What is required:
Select every line containing the word "with" from the material, and copy those lines.

Record list:

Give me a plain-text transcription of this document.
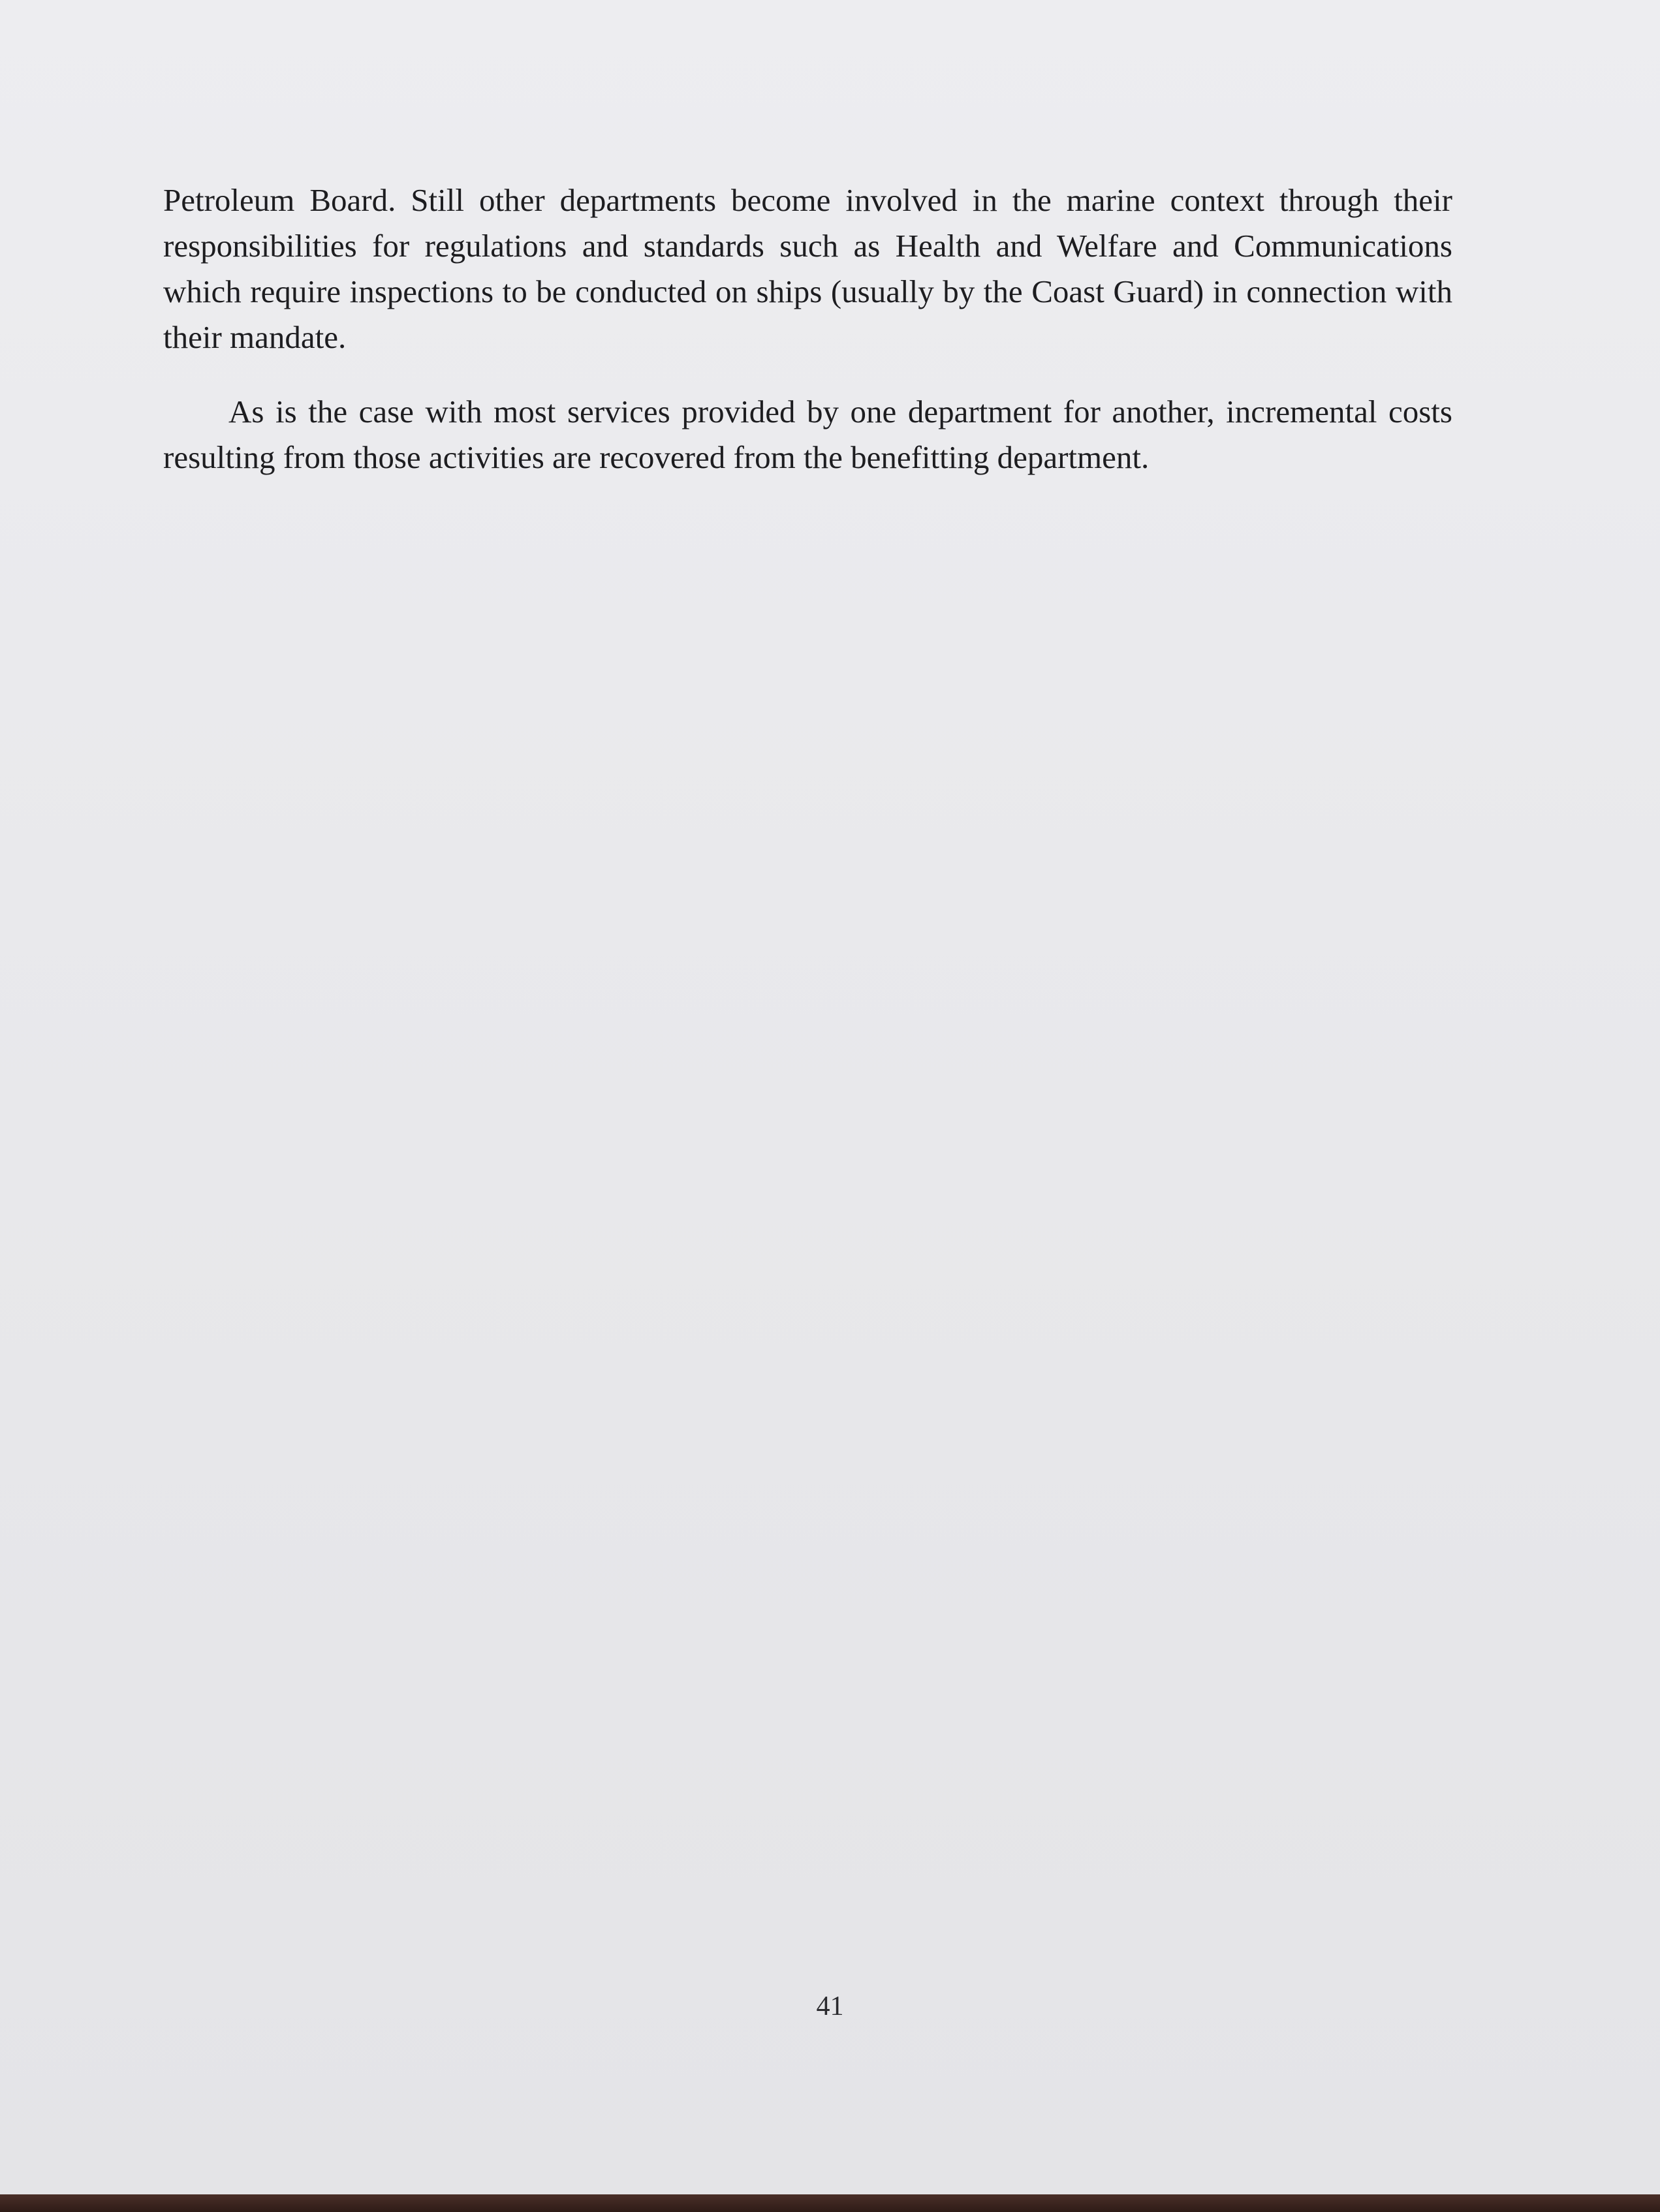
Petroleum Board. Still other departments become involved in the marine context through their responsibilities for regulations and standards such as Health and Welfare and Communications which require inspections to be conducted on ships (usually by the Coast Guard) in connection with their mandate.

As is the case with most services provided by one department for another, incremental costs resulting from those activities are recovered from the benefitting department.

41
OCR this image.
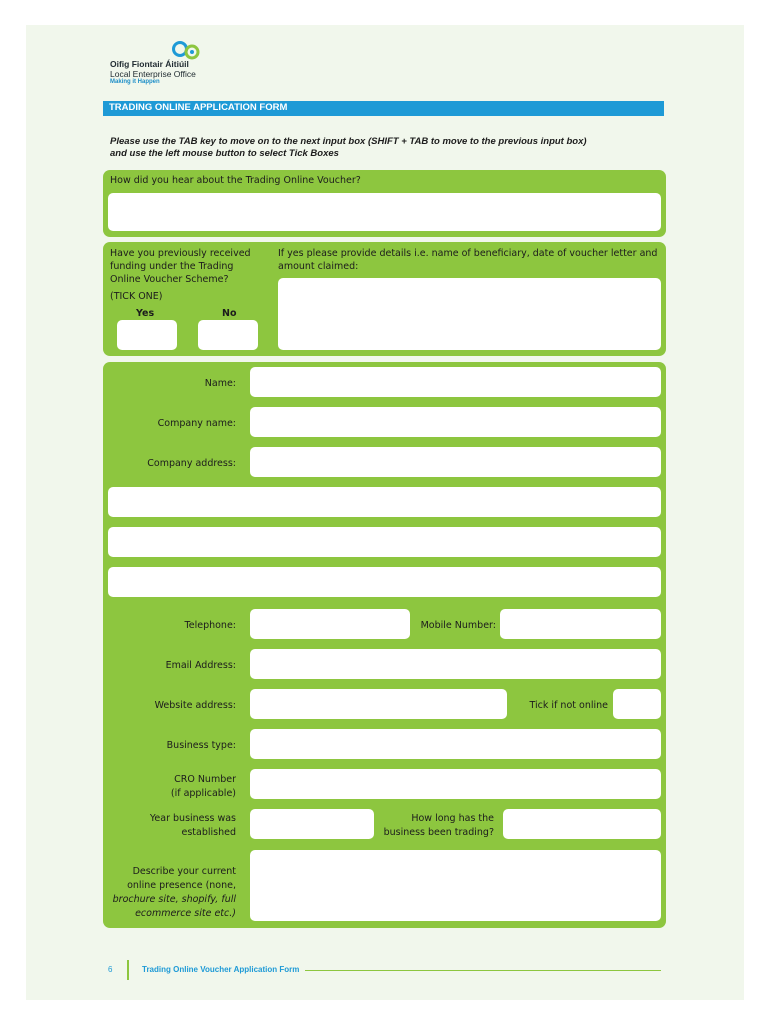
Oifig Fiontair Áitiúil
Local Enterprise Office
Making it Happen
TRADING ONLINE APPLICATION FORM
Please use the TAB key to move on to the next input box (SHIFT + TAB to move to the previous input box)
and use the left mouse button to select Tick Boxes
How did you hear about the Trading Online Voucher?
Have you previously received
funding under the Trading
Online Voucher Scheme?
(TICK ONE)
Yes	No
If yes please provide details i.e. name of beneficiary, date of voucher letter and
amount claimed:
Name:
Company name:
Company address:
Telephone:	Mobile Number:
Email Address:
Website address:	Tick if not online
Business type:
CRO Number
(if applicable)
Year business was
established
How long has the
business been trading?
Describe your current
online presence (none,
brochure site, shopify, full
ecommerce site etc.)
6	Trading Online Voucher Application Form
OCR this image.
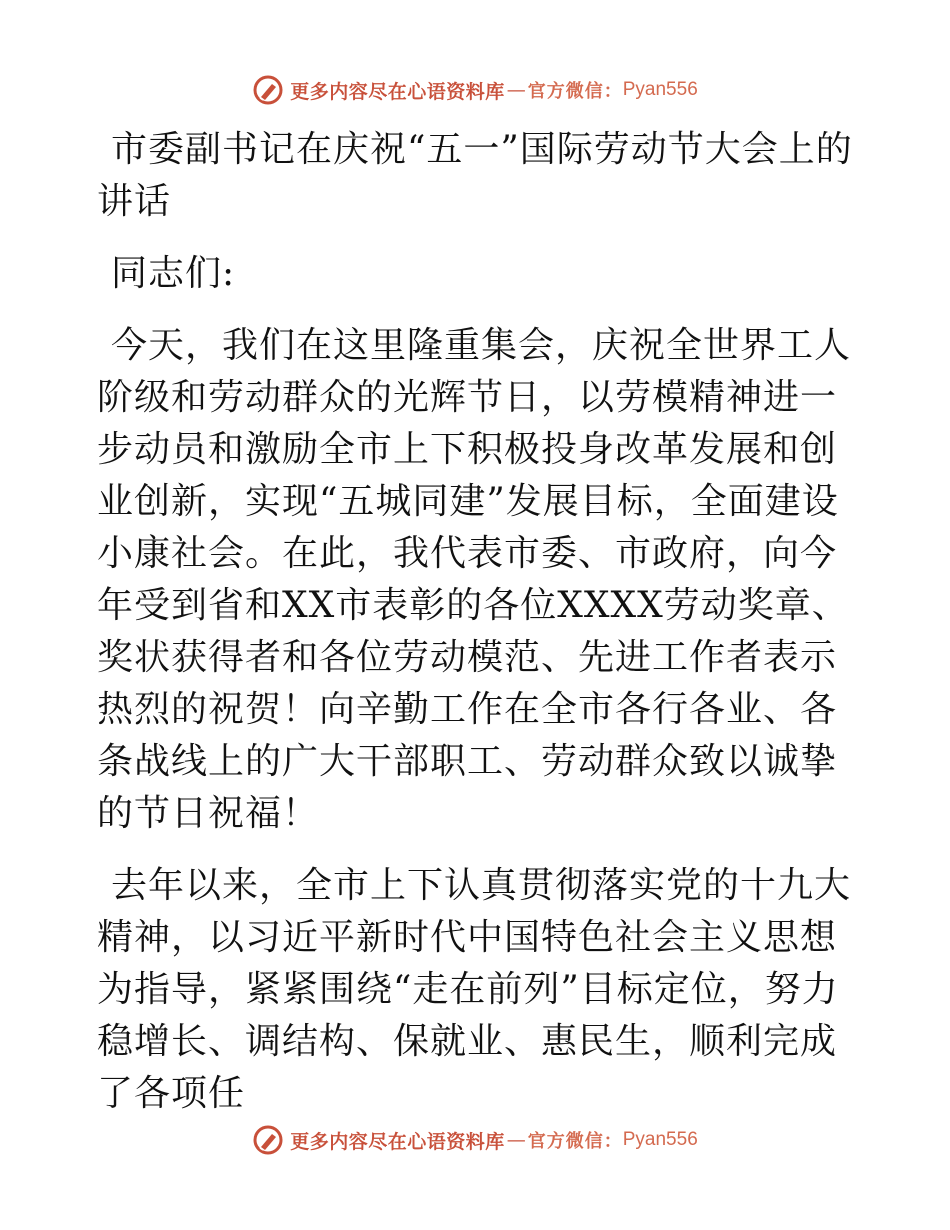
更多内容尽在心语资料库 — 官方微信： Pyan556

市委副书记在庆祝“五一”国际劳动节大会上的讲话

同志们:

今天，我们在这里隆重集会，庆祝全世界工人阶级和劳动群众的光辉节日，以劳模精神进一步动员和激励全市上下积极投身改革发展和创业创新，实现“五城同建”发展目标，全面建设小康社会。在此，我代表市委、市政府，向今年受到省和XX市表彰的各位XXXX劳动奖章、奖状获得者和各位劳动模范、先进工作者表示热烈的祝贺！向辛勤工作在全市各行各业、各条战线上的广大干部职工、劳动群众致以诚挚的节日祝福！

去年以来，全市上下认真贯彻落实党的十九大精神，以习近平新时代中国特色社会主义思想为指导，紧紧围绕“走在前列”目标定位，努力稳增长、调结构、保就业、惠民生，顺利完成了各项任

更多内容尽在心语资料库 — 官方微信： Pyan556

Solution for this exercise:
Petroleum Board. Still other departments become involved in the marine context through their responsibilities for regulations and standards such as Health and Welfare and Communications which require inspections to be conducted on ships (usually by the Coast Guard) in connection with their mandate.
As is the case with most services provided by one department for another, incremental costs resulting from those activities are recovered from the benefitting department.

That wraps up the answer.